Problem: Return every line of the records below verbatim, with no pictures in the copy.

(Stored entries)
★ ★ ★ ★
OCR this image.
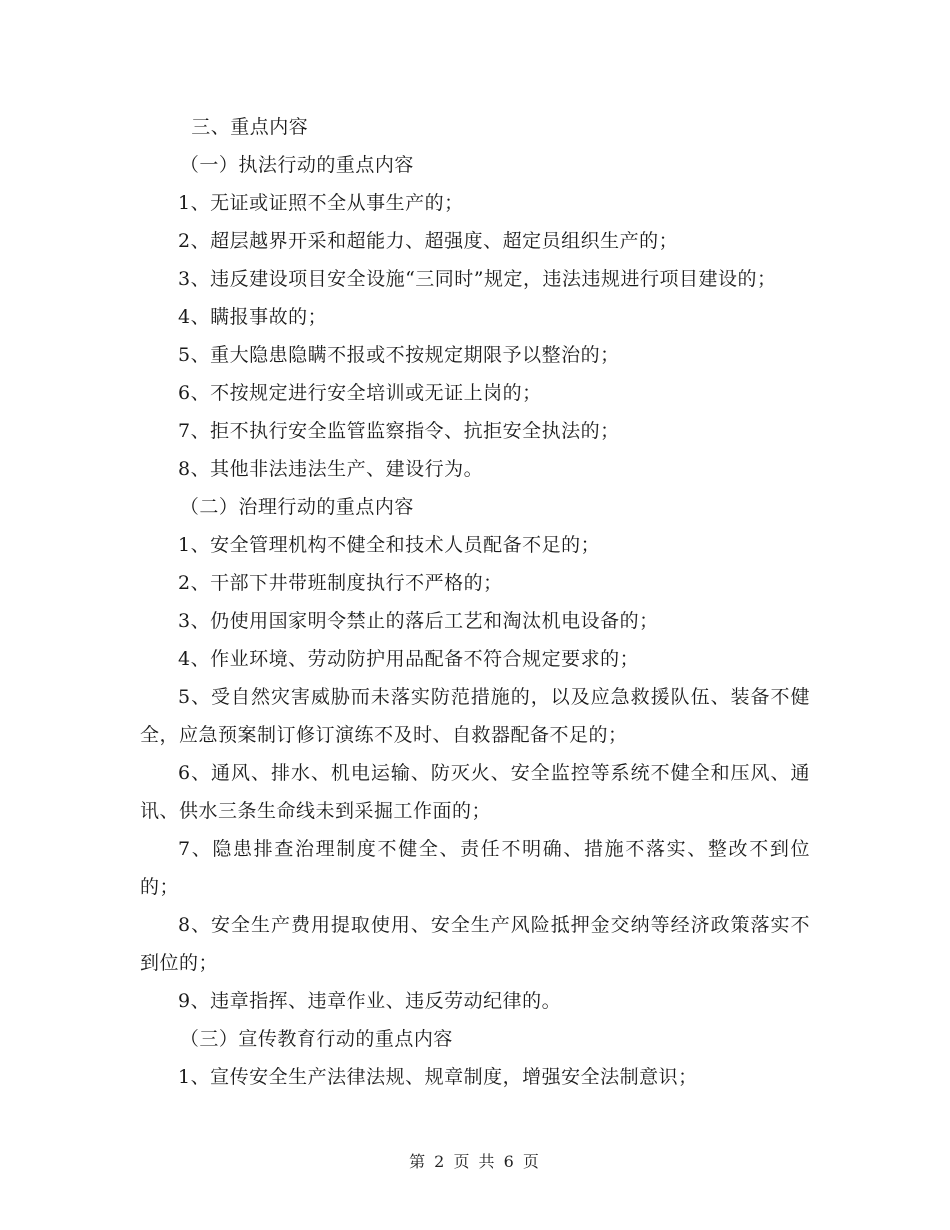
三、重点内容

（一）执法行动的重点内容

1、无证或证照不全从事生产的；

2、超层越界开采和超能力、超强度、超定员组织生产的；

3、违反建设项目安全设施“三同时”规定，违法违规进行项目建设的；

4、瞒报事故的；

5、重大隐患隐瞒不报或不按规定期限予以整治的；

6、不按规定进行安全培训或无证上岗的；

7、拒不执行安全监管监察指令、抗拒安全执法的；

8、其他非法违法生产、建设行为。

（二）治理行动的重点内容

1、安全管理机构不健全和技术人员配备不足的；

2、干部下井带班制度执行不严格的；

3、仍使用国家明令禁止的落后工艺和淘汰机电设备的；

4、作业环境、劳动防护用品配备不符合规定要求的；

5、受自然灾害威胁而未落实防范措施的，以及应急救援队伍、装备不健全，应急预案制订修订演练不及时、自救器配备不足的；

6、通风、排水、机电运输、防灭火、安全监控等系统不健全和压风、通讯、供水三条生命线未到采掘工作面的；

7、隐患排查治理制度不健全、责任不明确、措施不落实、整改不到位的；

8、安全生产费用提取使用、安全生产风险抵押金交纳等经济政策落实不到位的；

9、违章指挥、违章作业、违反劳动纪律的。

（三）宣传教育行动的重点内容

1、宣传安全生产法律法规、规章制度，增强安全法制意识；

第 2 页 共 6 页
★ ★ ★ ★
Task result:
OCR this image.
三、重点内容

（一）执法行动的重点内容

1、无证或证照不全从事生产的；

2、超层越界开采和超能力、超强度、超定员组织生产的；

3、违反建设项目安全设施“三同时”规定，违法违规进行项目建设的；

4、瞒报事故的；

5、重大隐患隐瞒不报或不按规定期限予以整治的；

6、不按规定进行安全培训或无证上岗的；

7、拒不执行安全监管监察指令、抗拒安全执法的；

8、其他非法违法生产、建设行为。

（二）治理行动的重点内容

1、安全管理机构不健全和技术人员配备不足的；

2、干部下井带班制度执行不严格的；

3、仍使用国家明令禁止的落后工艺和淘汰机电设备的；

4、作业环境、劳动防护用品配备不符合规定要求的；

5、受自然灾害威胁而未落实防范措施的，以及应急救援队伍、装备不健全，应急预案制订修订演练不及时、自救器配备不足的；

6、通风、排水、机电运输、防灭火、安全监控等系统不健全和压风、通讯、供水三条生命线未到采掘工作面的；

7、隐患排查治理制度不健全、责任不明确、措施不落实、整改不到位的；

8、安全生产费用提取使用、安全生产风险抵押金交纳等经济政策落实不到位的；

9、违章指挥、违章作业、违反劳动纪律的。

（三）宣传教育行动的重点内容

1、宣传安全生产法律法规、规章制度，增强安全法制意识；

第 2 页 共 6 页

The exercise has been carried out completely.